* Exercise objective
Which lines in the material below contain the string "Flatten" with its case matched exactly? List each of those lines in full.

Lines of data
* * * *
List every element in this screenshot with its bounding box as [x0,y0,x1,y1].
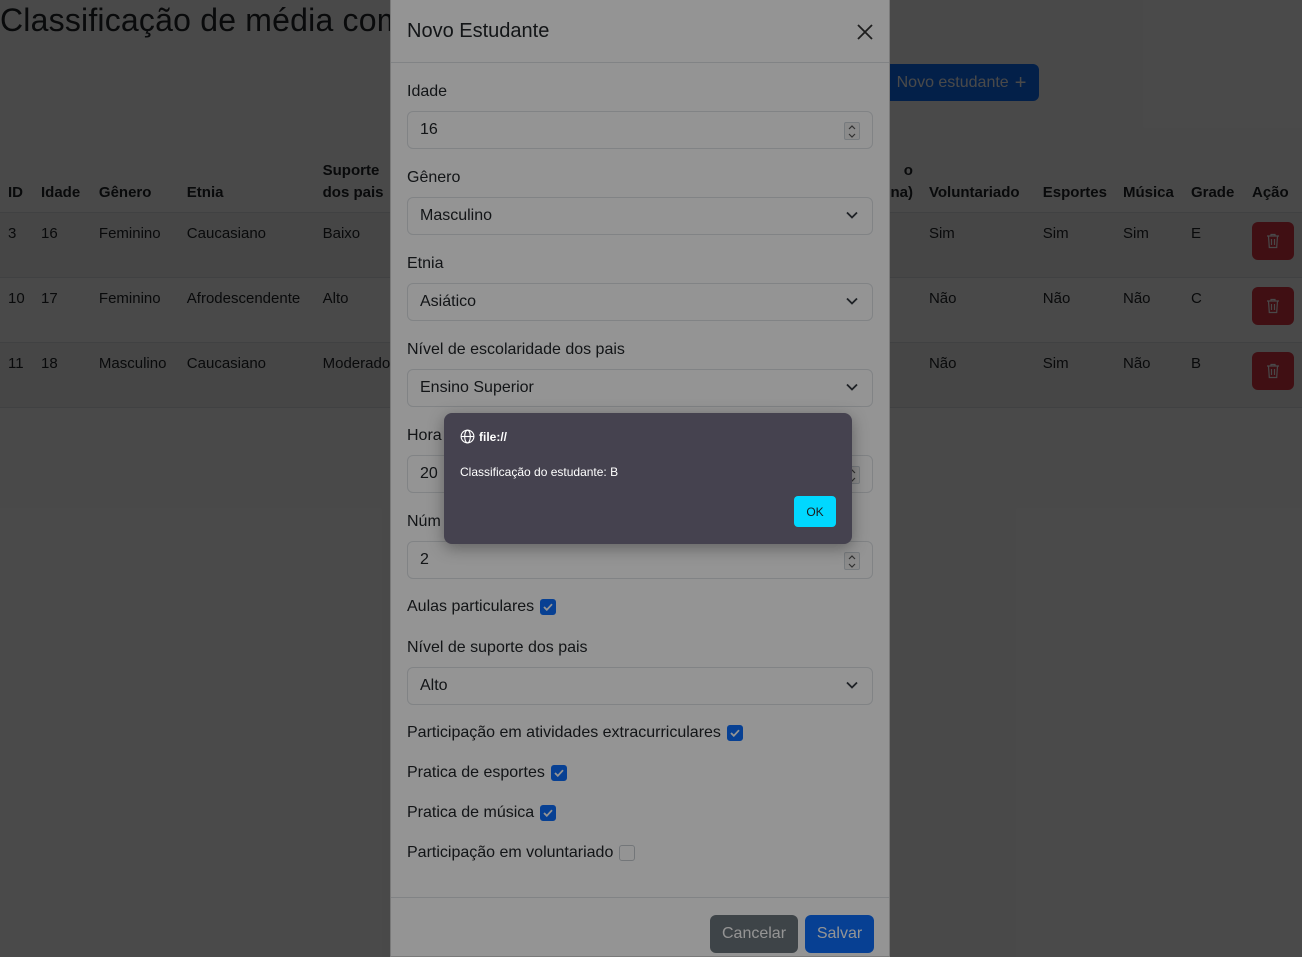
alert-origin: file:// [460,429,507,444]
globe-icon [460,429,475,444]
browser-alert-dialog: file:// Classificação do estudante: B OK [444,413,852,544]
ok-button[interactable]: OK [794,496,836,527]
alert-message: Classificação do estudante: B [460,465,619,479]
alert-origin-text: file:// [479,429,508,444]
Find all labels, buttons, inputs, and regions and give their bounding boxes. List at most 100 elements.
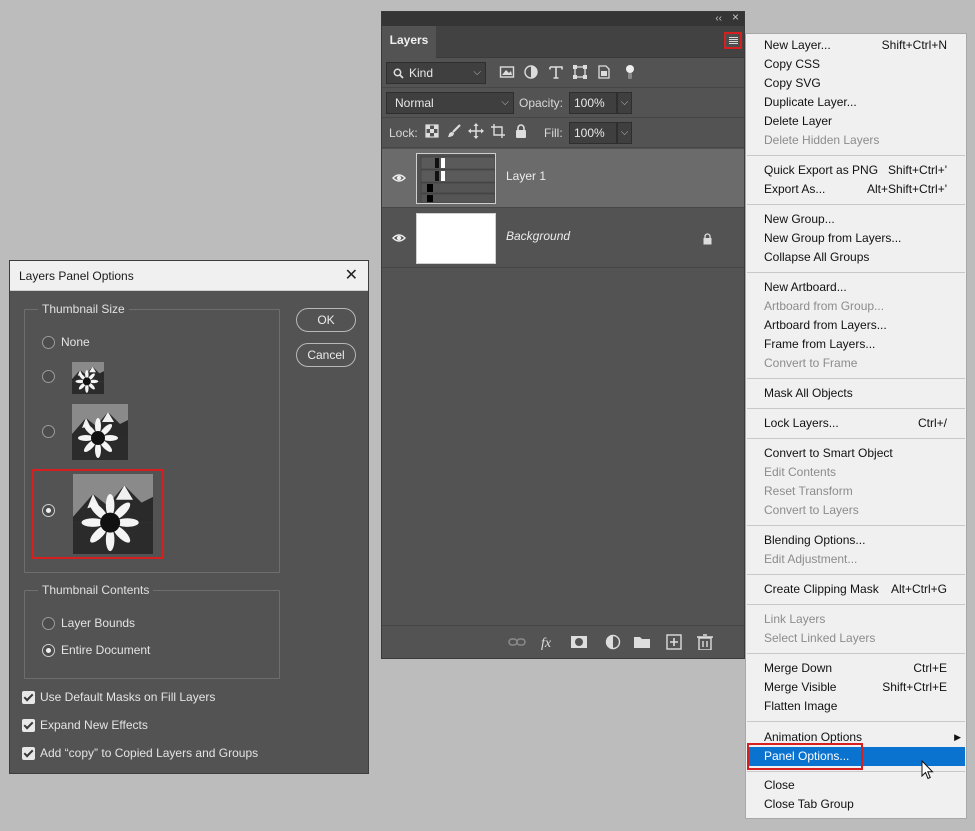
panel-menu-button[interactable] <box>724 32 742 49</box>
eye-icon[interactable] <box>392 231 406 245</box>
add-mask-icon[interactable] <box>570 634 588 650</box>
menu-separator <box>747 721 965 722</box>
lock-all-icon[interactable] <box>513 123 529 139</box>
thumbnail-small-radio[interactable] <box>42 370 55 383</box>
menu-item-label: Duplicate Layer... <box>764 95 857 109</box>
layer-name[interactable]: Layer 1 <box>506 169 546 183</box>
lock-position-icon[interactable] <box>468 123 484 139</box>
lock-row: Lock: Fill: 100% ⌵ <box>382 118 744 148</box>
eye-icon[interactable] <box>392 171 406 185</box>
fill-slider-toggle[interactable]: ⌵ <box>617 122 632 144</box>
new-group-icon[interactable] <box>633 634 651 650</box>
menu-item-label: Collapse All Groups <box>764 250 870 264</box>
menu-item-label: New Artboard... <box>764 280 847 294</box>
fill-input[interactable]: 100% <box>569 122 617 144</box>
opacity-value: 100% <box>574 96 605 110</box>
layer-name[interactable]: Background <box>506 229 570 243</box>
pixel-layer-filter-icon[interactable] <box>499 64 515 80</box>
add-copy-checkbox[interactable] <box>22 747 35 760</box>
menu-item-copy-css[interactable]: Copy CSS <box>747 55 965 74</box>
menu-item-label: Frame from Layers... <box>764 337 876 351</box>
layer-row-background[interactable]: Background <box>382 209 744 268</box>
chevron-down-icon: ⌵ <box>473 67 481 78</box>
close-panel-icon[interactable]: × <box>732 11 739 23</box>
opacity-input[interactable]: 100% <box>569 92 617 114</box>
menu-item-close-tab-group[interactable]: Close Tab Group <box>747 795 965 814</box>
menu-item-flatten-image[interactable]: Flatten Image <box>747 697 965 716</box>
menu-item-quick-export[interactable]: Quick Export as PNG Shift+Ctrl+' <box>747 161 965 180</box>
filter-kind-dropdown[interactable]: Kind ⌵ <box>386 62 486 84</box>
lock-transparent-pixels-icon[interactable] <box>424 123 440 139</box>
lock-image-pixels-icon[interactable] <box>446 123 462 139</box>
menu-item-duplicate-layer[interactable]: Duplicate Layer... <box>747 93 965 112</box>
menu-item-copy-svg[interactable]: Copy SVG <box>747 74 965 93</box>
hamburger-icon-line <box>728 43 738 44</box>
menu-item-create-clipping-mask[interactable]: Create Clipping Mask Alt+Ctrl+G <box>747 580 965 599</box>
thumbnail-medium-radio[interactable] <box>42 425 55 438</box>
lock-artboard-icon[interactable] <box>490 123 506 139</box>
shape-layer-filter-icon[interactable] <box>572 64 588 80</box>
smart-object-filter-icon[interactable] <box>596 64 612 80</box>
menu-item-mask-all-objects[interactable]: Mask All Objects <box>747 384 965 403</box>
entire-document-radio[interactable] <box>42 644 55 657</box>
trash-icon[interactable] <box>696 634 714 650</box>
panel-top-strip: ‹‹ × <box>382 11 744 26</box>
cancel-button[interactable]: Cancel <box>296 343 356 367</box>
menu-item-export-as[interactable]: Export As... Alt+Shift+Ctrl+' <box>747 180 965 199</box>
menu-item-label: Select Linked Layers <box>764 631 876 645</box>
menu-item-select-linked-layers: Select Linked Layers <box>747 629 965 648</box>
use-default-masks-checkbox[interactable] <box>22 691 35 704</box>
menu-item-label: Convert to Frame <box>764 356 858 370</box>
menu-item-label: Flatten Image <box>764 699 838 713</box>
svg-text:fx: fx <box>541 636 552 650</box>
thumbnail-none-radio[interactable] <box>42 336 55 349</box>
menu-item-delete-layer[interactable]: Delete Layer <box>747 112 965 131</box>
menu-separator <box>747 525 965 526</box>
menu-item-label: Artboard from Layers... <box>764 318 887 332</box>
expand-new-effects-checkbox[interactable] <box>22 719 35 732</box>
menu-item-new-artboard[interactable]: New Artboard... <box>747 278 965 297</box>
thumbnail-large-radio[interactable] <box>42 504 55 517</box>
menu-item-frame-from-layers[interactable]: Frame from Layers... <box>747 335 965 354</box>
tab-layers[interactable]: Layers <box>382 26 436 58</box>
adjustment-layer-filter-icon[interactable] <box>523 64 539 80</box>
layer-thumbnail <box>416 153 496 204</box>
menu-separator <box>747 378 965 379</box>
menu-item-artboard-from-layers[interactable]: Artboard from Layers... <box>747 316 965 335</box>
menu-item-new-layer[interactable]: New Layer... Shift+Ctrl+N <box>747 36 965 55</box>
adjustment-layer-icon[interactable] <box>604 634 622 650</box>
menu-item-merge-visible[interactable]: Merge Visible Shift+Ctrl+E <box>747 678 965 697</box>
type-layer-filter-icon[interactable] <box>548 64 564 80</box>
opacity-label: Opacity: <box>519 96 564 110</box>
ok-button[interactable]: OK <box>296 308 356 332</box>
collapse-panel-icon[interactable]: ‹‹ <box>715 13 722 24</box>
opacity-slider-toggle[interactable]: ⌵ <box>617 92 632 114</box>
new-layer-icon[interactable] <box>665 634 683 650</box>
menu-separator <box>747 272 965 273</box>
blend-mode-dropdown[interactable]: Normal ⌵ <box>386 92 514 114</box>
menu-item-edit-adjustment: Edit Adjustment... <box>747 550 965 569</box>
submenu-arrow-icon: ▶ <box>954 732 961 742</box>
menu-item-shortcut: Ctrl+E <box>913 661 947 675</box>
menu-item-label: New Group... <box>764 212 835 226</box>
layer-row-layer-1[interactable]: Layer 1 <box>382 149 744 208</box>
menu-item-label: Copy SVG <box>764 76 821 90</box>
menu-item-collapse-all-groups[interactable]: Collapse All Groups <box>747 248 965 267</box>
menu-item-new-group-from-layers[interactable]: New Group from Layers... <box>747 229 965 248</box>
menu-item-label: Lock Layers... <box>764 416 839 430</box>
filter-toggle-icon[interactable] <box>622 64 638 80</box>
menu-item-lock-layers[interactable]: Lock Layers... Ctrl+/ <box>747 414 965 433</box>
menu-item-label: Create Clipping Mask <box>764 582 879 596</box>
menu-item-link-layers: Link Layers <box>747 610 965 629</box>
fx-icon[interactable]: fx <box>540 634 558 650</box>
close-icon[interactable]: ✕ <box>345 261 358 291</box>
layer-bounds-radio[interactable] <box>42 617 55 630</box>
menu-item-new-group[interactable]: New Group... <box>747 210 965 229</box>
menu-item-convert-to-smart-object[interactable]: Convert to Smart Object <box>747 444 965 463</box>
menu-item-blending-options[interactable]: Blending Options... <box>747 531 965 550</box>
link-layers-icon[interactable] <box>508 634 526 650</box>
menu-item-convert-to-frame: Convert to Frame <box>747 354 965 373</box>
menu-item-merge-down[interactable]: Merge Down Ctrl+E <box>747 659 965 678</box>
menu-separator <box>747 604 965 605</box>
hamburger-icon-line <box>728 39 738 40</box>
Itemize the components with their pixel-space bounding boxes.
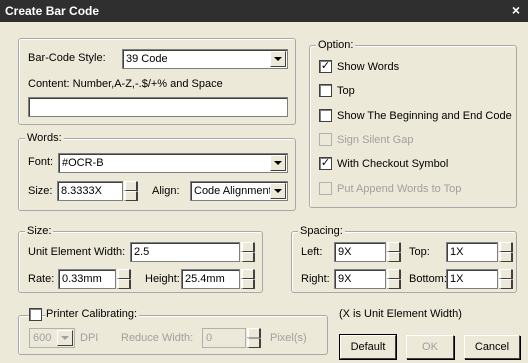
* * * *
* Full solution
menu-item-flatten-image[interactable]: Flatten Image <box>747 697 965 716</box>
menu-item-label: Flatten Image <box>764 699 838 713</box>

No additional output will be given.